**GIVEN REQUEST:**
Copy out the entries in full and with complete accuracy; pictures are excluded.
[Start of AVAILABLE DATA]
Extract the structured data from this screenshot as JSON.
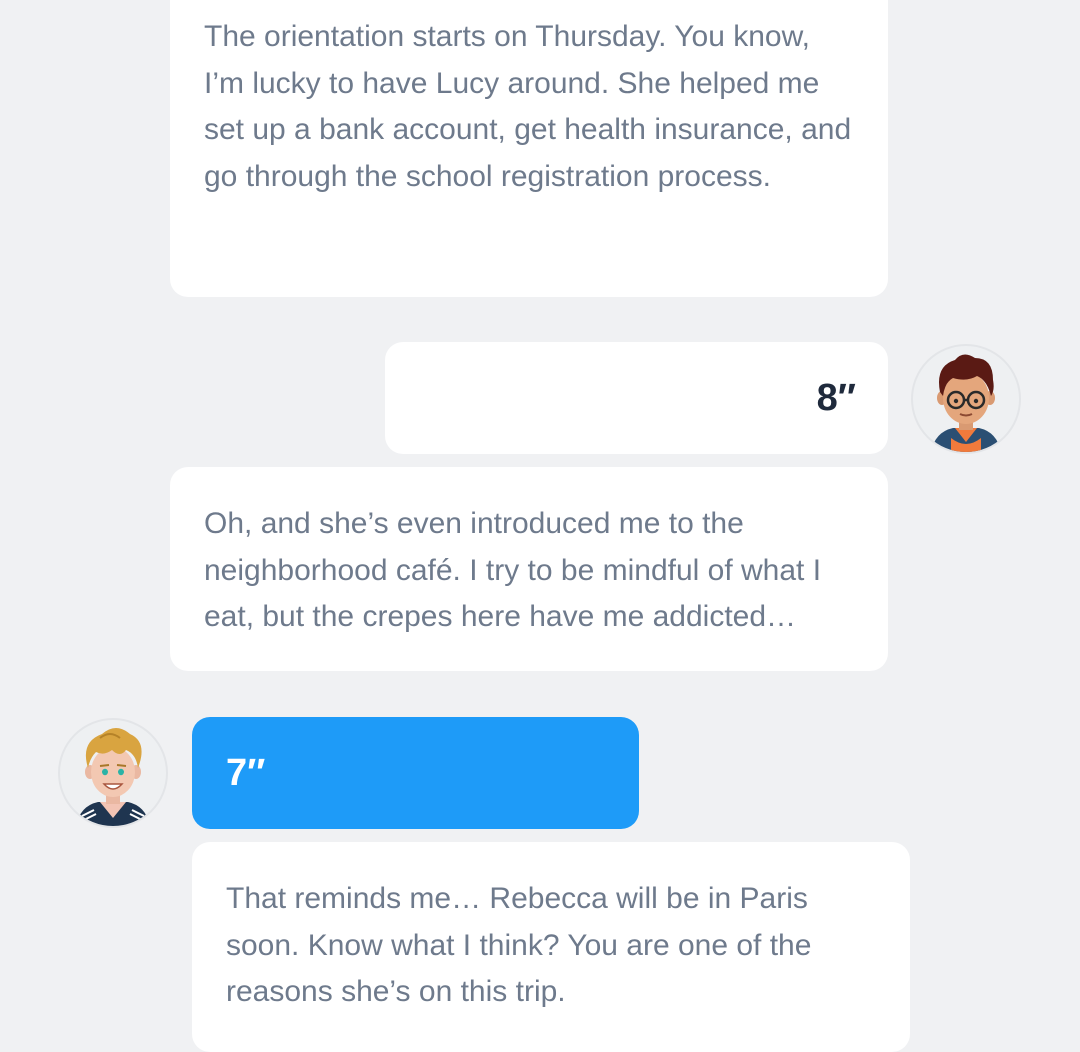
{
  "messages": [
    {
      "type": "translation",
      "text": "The orientation starts on Thursday. You know, I’m lucky to have Lucy around. She helped me set up a bank account, get health insurance, and go through the school registration process."
    },
    {
      "type": "audio",
      "side": "right",
      "duration": "8″",
      "avatar": "boy-with-glasses-avatar"
    },
    {
      "type": "translation",
      "text": "Oh, and she’s even introduced me to the neighborhood café. I try to be mindful of what I eat, but the crepes here have me addicted…"
    },
    {
      "type": "audio",
      "side": "left",
      "duration": "7″",
      "avatar": "blond-boy-avatar",
      "color": "#1e9bf8"
    },
    {
      "type": "translation",
      "text": "That reminds me… Rebecca will be in Paris soon. Know what I think? You are one of the reasons she’s on this trip."
    }
  ],
  "colors": {
    "background": "#f0f1f3",
    "bubble": "#ffffff",
    "text": "#6e7a8c",
    "accent": "#1e9bf8"
  }
}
[End of AVAILABLE DATA]
**EXERCISE ANSWER:**
Extract the structured data from this screenshot as JSON.
{
  "messages": [
    {
      "type": "translation",
      "text": "The orientation starts on Thursday. You know, I’m lucky to have Lucy around. She helped me set up a bank account, get health insurance, and go through the school registration process."
    },
    {
      "type": "audio",
      "side": "right",
      "duration": "8″",
      "avatar": "boy-with-glasses-avatar"
    },
    {
      "type": "translation",
      "text": "Oh, and she’s even introduced me to the neighborhood café. I try to be mindful of what I eat, but the crepes here have me addicted…"
    },
    {
      "type": "audio",
      "side": "left",
      "duration": "7″",
      "avatar": "blond-boy-avatar",
      "color": "#1e9bf8"
    },
    {
      "type": "translation",
      "text": "That reminds me… Rebecca will be in Paris soon. Know what I think? You are one of the reasons she’s on this trip."
    }
  ],
  "colors": {
    "background": "#f0f1f3",
    "bubble": "#ffffff",
    "text": "#6e7a8c",
    "accent": "#1e9bf8"
  }
}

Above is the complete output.